> **Excerpted text**:
▬▬▬▬▬▬▬▬▬▬

Here I am on a glorious summer evening in Ontario during a theater festival, walking solo into an outdoor café. The streets are dripping hanging baskets of pink and purple flowers. I am in my regulation summer white jeans and black top, feeling pretty hot for a babe in her seventh decade and thinking about that first sip of cold white wine, when the hostess leads me to a sad little table by the side. It’s a small table near the hostess station, pressed up against the picket fence that surrounds the cafe. It reminds me of the way people who commit suicide are planted in some cemeteries: up against the fence, as far away from everybody else as you can get them. All the table lacks is a small, neatly lettered sign, reading “If We Must.”
There are reasons one might accept such a table: Exhaustion, hunger, extreme self-loathing. I’ve experienced all those feelings at one time or another, but I’m not feeling them now. In fact, having driven 200 miles that day in a hot, red sports car, in driving gloves if you please, I am feeling pretty confident. And I have had a shower and put on eyeliner. Do not diss me when I have gone to the trouble of putting on eyeliner.

▬▬▬▬▬▬▬▬▬▬

> **Dataset excerpts**:

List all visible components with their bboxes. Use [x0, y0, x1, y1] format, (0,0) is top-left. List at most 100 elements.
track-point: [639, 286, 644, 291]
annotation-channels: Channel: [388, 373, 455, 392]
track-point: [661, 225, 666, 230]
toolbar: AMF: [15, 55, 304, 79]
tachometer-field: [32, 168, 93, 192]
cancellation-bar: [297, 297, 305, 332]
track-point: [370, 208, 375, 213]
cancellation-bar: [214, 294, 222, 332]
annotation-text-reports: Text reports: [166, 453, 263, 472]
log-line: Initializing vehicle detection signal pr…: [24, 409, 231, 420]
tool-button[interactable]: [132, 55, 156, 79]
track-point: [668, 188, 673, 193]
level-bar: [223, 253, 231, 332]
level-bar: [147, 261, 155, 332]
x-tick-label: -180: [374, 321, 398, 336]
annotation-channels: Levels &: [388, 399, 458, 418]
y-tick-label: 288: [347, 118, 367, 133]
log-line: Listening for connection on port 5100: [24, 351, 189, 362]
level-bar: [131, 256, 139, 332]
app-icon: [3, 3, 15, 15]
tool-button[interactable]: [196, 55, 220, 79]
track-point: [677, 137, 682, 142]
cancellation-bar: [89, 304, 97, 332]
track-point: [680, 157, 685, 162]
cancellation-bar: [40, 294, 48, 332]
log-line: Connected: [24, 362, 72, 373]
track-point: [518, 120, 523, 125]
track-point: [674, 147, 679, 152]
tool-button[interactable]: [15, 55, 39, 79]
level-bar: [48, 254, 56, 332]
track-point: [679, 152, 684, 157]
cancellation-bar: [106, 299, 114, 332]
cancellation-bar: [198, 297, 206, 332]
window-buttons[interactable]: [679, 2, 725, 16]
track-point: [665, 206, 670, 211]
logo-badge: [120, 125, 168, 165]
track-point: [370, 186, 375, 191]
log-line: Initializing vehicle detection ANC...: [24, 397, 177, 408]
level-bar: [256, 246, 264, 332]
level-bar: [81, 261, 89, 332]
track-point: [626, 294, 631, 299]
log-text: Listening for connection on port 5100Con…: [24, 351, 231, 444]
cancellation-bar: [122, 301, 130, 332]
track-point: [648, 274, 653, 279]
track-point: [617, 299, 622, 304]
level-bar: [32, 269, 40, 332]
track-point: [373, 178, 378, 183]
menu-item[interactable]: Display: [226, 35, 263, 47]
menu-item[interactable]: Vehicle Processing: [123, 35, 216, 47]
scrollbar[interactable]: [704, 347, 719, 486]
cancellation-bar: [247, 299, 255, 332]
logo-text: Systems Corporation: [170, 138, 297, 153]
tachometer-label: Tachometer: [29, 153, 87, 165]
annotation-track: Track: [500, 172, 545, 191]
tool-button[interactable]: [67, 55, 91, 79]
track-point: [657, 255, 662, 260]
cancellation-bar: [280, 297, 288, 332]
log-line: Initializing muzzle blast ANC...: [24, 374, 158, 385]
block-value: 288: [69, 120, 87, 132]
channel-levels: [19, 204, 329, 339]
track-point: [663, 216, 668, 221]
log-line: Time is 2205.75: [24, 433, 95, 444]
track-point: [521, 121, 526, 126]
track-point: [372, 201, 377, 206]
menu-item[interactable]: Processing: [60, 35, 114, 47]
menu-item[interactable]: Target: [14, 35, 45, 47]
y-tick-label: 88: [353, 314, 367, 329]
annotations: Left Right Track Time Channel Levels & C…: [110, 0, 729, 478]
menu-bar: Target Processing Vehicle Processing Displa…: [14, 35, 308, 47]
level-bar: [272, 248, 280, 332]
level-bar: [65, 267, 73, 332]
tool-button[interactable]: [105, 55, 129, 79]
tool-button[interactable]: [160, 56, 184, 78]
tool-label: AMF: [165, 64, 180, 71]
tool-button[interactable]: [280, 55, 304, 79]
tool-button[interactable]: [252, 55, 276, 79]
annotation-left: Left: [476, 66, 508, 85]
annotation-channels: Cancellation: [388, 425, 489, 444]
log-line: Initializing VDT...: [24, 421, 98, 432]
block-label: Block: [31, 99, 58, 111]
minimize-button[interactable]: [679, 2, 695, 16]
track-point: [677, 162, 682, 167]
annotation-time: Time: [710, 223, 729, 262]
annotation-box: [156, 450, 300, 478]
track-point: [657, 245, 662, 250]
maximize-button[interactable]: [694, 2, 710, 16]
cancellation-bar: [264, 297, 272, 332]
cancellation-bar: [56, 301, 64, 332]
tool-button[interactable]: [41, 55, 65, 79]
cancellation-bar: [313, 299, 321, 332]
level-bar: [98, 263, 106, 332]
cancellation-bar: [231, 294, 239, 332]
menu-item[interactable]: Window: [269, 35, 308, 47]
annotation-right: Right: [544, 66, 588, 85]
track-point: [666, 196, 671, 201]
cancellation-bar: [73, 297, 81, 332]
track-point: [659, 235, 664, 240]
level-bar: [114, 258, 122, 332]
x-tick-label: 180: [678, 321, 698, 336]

▬▬▬▬▬▬▬▬▬▬

> **Tasks to complete**:
1 - Rewrite the passage about the outdoor café from "There are reasons" up to and including "putting on eyeliner.", replacing "eyeliner" with "mascara".
2 - Carry on the passage about the outdoor café from the point where it stops.

> **Responses by task**:
1 -
There are reasons one might accept such a table: Exhaustion, hunger, extreme self-loathing. I’ve experienced all those feelings at one time or another, but I’m not feeling them now. In fact, having driven 200 miles that day in a hot, red sports car, in driving gloves if you please, I am feeling pretty confident. And I have had a shower and put on mascara. Do not diss me when I have gone to the trouble of putting on mascara.

2 -
There is a teaching moment to be had when offered a sad little table, but I have a 7:00 curtain and I am not in the mood. I raise my right hand—the hand that earlier in the day was downshifting through hairpin turns in a manner I felt did honor to A.J. Foyt—and point to a table in the center of the action.
“I’m thinking that one,” I say.
Are single men offered sad little tables by the side as often as single women? I don’t think so. Age may be a factor, but as a woman who often traveled for work and had the audacity to think I should be able to eat even while away from home, I have had to deal with sad little tables for most of my life: The sad little table near the bathroom. The sad little table near the server station. The sad little table that marginalizes and depress you even if you walk through the door in the best of moods.
I sometimes avoided the problem by having dinner at the bar, which is a sociable and democratic space and is great for schmoozing. But there are restaurants and cafes that don’t have a bar, and sometimes I feel like sitting at a table. Then I’m at the mercy of the greeter, who is most often a woman. Which brings up the questions that we babes of a certain age often find ourselves asking:
What the hell happened to Sisterhood?
As a person dining on my own, shouldn’t you be offering a table in the middle of the room so I feel included and could interact with others?
Are you offering me this table because you misplaced the Cloak of Invisibility?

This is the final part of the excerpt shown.